Work to complete — Provide nothing but the number of lines containing the string "means".
— START OF Material to process —
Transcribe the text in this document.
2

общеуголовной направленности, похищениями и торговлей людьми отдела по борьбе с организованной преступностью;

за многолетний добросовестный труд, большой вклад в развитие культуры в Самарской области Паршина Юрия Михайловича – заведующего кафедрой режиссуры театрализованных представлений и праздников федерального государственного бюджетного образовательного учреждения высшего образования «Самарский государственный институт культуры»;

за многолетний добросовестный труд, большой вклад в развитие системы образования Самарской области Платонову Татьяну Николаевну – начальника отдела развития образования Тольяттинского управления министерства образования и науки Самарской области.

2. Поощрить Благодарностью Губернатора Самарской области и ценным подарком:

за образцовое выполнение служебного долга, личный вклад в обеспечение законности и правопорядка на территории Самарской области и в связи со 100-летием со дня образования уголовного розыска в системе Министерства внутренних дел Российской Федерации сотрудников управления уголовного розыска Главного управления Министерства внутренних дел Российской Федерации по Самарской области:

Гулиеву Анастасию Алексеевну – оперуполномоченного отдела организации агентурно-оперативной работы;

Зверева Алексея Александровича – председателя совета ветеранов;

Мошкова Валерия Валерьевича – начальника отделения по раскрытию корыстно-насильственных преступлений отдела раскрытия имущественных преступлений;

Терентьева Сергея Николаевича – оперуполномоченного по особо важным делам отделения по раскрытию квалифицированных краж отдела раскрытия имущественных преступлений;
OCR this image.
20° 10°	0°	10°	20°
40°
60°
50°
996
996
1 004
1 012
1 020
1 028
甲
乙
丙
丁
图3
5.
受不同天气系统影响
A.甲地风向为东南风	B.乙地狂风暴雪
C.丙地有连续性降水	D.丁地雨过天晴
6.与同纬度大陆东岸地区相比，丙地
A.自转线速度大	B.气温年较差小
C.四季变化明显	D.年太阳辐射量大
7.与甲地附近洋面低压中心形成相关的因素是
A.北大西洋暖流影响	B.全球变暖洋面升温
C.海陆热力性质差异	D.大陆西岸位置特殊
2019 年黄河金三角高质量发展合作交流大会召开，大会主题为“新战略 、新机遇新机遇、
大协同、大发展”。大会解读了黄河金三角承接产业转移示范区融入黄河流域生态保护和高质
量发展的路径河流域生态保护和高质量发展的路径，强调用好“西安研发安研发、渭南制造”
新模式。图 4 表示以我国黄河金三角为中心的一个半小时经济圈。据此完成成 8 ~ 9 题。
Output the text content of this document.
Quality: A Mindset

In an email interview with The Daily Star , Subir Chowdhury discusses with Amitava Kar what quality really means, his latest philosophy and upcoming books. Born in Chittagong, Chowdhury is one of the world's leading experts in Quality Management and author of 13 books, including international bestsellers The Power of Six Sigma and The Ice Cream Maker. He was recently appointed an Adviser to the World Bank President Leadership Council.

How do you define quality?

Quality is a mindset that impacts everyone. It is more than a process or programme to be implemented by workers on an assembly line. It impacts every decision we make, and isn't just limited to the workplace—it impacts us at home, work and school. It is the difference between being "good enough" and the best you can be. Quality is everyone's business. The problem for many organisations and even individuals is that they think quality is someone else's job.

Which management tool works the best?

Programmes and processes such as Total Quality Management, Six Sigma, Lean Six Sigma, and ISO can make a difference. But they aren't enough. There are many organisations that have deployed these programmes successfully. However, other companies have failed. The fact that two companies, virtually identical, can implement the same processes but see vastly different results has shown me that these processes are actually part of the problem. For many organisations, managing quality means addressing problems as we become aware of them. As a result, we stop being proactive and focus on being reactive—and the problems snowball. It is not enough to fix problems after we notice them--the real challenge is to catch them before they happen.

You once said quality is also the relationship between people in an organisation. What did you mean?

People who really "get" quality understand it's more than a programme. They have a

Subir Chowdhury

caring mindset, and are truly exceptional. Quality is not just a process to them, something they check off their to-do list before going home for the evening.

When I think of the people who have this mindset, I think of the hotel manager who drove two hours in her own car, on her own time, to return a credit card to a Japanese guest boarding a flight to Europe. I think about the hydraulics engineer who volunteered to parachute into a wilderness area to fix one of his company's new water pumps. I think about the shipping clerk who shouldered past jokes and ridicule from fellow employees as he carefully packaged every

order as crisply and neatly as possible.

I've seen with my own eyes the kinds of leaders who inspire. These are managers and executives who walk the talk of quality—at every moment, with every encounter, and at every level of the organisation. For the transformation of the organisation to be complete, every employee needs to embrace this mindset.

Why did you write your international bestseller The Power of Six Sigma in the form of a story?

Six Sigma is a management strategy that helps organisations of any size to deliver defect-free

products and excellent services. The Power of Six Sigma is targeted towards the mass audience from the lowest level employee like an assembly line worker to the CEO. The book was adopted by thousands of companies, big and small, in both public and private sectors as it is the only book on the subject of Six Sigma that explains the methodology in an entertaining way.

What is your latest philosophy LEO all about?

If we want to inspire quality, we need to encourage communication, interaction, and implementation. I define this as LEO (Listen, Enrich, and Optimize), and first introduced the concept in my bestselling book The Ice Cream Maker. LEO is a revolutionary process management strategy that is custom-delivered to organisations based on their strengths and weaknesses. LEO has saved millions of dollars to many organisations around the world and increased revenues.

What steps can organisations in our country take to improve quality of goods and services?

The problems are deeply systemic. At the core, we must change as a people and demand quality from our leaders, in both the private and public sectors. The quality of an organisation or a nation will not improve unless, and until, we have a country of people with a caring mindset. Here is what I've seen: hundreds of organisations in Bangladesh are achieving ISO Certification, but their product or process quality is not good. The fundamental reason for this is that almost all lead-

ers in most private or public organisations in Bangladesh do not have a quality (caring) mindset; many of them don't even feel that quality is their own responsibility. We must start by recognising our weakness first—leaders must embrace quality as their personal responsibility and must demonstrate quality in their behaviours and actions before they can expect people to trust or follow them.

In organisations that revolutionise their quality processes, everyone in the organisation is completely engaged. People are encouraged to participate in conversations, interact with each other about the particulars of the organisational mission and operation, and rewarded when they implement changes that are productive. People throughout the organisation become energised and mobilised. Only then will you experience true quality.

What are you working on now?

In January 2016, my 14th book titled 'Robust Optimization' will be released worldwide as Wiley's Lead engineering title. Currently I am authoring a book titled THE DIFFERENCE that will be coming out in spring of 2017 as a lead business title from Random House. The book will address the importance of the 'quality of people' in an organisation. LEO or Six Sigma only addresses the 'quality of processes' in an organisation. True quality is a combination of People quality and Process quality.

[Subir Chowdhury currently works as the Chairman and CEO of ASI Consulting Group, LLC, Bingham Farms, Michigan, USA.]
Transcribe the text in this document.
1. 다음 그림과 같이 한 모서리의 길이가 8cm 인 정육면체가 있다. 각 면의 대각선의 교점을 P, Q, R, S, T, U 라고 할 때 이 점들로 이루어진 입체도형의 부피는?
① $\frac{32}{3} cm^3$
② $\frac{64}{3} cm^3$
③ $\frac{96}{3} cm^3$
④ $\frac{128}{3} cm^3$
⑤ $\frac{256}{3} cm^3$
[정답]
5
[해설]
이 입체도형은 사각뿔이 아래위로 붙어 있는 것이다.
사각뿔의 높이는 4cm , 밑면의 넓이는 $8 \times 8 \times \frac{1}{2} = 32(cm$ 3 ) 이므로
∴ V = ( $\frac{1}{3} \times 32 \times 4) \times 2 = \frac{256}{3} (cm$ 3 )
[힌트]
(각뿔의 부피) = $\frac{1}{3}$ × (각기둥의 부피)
— END OF Material to process —
Final answer — 2